◆ **Raw records**

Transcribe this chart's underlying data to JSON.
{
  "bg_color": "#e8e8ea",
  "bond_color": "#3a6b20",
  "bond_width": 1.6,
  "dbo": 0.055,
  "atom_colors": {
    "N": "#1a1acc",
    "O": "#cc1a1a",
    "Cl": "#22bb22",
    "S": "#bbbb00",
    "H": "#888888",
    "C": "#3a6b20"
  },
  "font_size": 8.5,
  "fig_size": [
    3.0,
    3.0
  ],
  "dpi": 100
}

◆ **Set exercise**
Write out every entry exactly as given.

◆ **Solution for this exercise**
Transcribe this chart's underlying data to JSON.
{
  "bg_color": "#e8e8ea",
  "bond_color": "#3a6b20",
  "bond_width": 1.6,
  "dbo": 0.055,
  "atom_colors": {
    "N": "#1a1acc",
    "O": "#cc1a1a",
    "Cl": "#22bb22",
    "S": "#bbbb00",
    "H": "#888888",
    "C": "#3a6b20"
  },
  "font_size": 8.5,
  "fig_size": [
    3.0,
    3.0
  ],
  "dpi": 100
}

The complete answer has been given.